* WHAT YOU NEED TO DO: Work through the data line by line, gathering every line that has the word "毕业论文".

* DATASET ENTRIES:

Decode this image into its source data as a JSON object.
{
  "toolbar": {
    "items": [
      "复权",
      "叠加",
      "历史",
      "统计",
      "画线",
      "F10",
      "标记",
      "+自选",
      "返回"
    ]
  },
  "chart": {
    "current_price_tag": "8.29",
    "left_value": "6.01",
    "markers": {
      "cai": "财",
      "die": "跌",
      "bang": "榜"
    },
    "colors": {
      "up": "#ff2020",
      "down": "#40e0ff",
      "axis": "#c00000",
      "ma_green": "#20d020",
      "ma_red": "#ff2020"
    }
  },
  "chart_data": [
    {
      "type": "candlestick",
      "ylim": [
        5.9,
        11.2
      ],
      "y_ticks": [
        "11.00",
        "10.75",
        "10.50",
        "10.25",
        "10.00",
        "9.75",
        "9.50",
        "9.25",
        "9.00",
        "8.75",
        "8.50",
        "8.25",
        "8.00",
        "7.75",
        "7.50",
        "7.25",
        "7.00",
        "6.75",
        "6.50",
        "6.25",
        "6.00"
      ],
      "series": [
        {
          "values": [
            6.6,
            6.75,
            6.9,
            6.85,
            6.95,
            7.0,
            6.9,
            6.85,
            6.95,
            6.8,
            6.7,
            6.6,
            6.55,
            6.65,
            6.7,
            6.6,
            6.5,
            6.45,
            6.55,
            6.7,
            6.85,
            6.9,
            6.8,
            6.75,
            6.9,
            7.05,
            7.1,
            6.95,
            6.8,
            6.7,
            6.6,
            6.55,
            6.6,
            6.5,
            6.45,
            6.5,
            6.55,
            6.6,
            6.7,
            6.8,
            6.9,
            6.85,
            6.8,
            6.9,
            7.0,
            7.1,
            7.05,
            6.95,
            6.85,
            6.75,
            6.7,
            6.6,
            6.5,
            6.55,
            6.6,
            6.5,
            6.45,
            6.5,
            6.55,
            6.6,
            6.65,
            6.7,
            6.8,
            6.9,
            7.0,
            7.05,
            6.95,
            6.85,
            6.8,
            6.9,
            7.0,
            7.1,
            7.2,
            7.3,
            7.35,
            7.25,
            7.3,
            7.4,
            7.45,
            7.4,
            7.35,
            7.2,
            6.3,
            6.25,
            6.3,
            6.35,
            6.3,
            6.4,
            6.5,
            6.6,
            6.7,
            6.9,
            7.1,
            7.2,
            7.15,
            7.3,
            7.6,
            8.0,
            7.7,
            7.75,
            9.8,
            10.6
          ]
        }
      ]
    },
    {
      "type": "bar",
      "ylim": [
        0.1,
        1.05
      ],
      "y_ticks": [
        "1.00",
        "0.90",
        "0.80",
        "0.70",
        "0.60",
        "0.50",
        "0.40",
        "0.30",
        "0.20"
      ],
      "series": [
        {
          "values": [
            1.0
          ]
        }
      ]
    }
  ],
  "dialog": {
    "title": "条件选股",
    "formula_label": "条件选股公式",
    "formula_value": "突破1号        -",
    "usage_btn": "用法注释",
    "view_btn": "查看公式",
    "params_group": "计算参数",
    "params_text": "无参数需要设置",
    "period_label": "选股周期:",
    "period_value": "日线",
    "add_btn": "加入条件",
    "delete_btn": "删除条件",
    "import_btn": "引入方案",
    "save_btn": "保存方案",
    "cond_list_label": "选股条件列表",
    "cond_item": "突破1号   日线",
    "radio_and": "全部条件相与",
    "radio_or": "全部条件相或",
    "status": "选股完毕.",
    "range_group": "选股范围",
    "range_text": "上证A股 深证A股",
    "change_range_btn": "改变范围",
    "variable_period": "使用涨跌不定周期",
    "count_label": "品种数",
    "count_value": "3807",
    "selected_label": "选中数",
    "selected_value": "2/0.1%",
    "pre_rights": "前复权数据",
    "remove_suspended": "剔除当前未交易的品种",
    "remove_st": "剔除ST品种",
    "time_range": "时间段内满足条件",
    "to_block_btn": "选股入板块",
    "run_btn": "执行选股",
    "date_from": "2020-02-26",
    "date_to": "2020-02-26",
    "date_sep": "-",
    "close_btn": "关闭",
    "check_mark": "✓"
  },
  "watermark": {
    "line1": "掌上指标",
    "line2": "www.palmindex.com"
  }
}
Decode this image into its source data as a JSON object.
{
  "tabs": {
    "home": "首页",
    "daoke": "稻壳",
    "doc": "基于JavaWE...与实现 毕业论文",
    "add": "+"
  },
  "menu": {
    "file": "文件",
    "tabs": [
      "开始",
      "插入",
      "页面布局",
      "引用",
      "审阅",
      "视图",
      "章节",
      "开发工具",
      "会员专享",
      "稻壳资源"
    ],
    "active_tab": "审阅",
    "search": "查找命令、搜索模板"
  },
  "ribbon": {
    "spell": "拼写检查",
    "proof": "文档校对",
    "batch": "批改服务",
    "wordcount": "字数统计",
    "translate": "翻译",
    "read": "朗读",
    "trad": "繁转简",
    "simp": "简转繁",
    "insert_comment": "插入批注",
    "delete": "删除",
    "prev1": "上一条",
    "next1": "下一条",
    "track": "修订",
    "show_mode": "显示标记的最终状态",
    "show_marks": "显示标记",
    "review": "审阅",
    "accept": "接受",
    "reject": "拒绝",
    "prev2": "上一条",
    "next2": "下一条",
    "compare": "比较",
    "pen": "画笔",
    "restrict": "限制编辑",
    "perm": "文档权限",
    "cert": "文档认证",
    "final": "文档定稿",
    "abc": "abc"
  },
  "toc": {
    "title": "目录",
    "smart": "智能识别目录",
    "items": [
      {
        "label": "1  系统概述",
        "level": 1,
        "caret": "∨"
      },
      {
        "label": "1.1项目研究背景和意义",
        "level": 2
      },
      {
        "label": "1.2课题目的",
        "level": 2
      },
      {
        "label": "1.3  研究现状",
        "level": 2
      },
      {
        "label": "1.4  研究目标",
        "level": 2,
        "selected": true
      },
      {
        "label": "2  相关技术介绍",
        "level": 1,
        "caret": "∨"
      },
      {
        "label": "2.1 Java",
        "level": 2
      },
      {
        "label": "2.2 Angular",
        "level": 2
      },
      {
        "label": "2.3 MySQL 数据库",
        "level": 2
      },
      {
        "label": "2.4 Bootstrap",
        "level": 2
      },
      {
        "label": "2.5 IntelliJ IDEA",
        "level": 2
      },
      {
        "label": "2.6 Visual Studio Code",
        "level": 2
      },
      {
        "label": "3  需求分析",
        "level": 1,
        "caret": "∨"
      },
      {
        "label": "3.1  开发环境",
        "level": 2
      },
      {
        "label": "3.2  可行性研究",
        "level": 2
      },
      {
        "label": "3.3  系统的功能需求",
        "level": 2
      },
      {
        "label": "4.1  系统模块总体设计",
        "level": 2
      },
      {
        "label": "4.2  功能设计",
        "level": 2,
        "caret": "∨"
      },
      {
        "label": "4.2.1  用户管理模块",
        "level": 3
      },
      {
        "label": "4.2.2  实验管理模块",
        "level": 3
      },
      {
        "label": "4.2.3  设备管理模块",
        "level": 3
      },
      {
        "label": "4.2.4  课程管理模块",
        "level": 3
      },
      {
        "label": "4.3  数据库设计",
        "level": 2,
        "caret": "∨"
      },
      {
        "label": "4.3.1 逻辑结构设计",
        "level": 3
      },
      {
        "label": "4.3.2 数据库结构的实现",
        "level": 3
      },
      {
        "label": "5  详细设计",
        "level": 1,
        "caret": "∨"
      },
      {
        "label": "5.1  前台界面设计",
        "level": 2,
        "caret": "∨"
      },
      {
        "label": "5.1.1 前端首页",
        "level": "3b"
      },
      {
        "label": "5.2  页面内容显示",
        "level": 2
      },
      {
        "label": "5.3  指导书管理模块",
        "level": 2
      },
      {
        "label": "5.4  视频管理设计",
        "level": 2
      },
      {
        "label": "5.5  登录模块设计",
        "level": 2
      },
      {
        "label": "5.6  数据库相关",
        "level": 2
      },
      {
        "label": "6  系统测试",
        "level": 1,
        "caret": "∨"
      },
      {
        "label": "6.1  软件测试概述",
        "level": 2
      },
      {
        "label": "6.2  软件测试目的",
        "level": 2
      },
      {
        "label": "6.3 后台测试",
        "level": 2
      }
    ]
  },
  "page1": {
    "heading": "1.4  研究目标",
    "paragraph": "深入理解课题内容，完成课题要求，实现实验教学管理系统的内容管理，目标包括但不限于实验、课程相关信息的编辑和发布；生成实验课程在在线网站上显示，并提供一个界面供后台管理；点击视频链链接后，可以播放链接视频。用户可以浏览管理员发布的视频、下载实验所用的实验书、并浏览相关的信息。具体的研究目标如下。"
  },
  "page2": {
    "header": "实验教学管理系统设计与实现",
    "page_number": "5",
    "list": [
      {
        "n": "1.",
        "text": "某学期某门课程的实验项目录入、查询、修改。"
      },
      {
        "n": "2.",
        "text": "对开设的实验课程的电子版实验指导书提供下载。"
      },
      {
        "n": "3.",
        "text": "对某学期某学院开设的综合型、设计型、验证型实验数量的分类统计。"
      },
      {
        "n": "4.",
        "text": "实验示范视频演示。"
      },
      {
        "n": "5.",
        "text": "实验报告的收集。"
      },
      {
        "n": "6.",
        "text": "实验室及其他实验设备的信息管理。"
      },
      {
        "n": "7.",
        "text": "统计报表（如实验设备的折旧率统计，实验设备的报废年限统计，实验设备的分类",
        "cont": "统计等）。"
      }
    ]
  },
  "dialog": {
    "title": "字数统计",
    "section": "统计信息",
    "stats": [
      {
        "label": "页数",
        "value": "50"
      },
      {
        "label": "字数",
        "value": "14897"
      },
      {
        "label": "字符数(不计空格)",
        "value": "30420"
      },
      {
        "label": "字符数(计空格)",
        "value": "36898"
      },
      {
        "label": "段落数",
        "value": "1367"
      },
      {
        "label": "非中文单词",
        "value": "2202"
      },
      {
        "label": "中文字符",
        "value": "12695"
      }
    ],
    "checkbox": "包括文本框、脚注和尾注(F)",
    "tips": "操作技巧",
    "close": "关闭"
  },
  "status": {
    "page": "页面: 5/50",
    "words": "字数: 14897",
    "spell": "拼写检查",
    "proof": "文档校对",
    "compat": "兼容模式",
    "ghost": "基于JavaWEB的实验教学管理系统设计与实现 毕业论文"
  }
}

* WRITTEN SOLUTION:
    "doc": "基于JavaWE...与实现 毕业论文",
    "ghost": "基于JavaWEB的实验教学管理系统设计与实现 毕业论文"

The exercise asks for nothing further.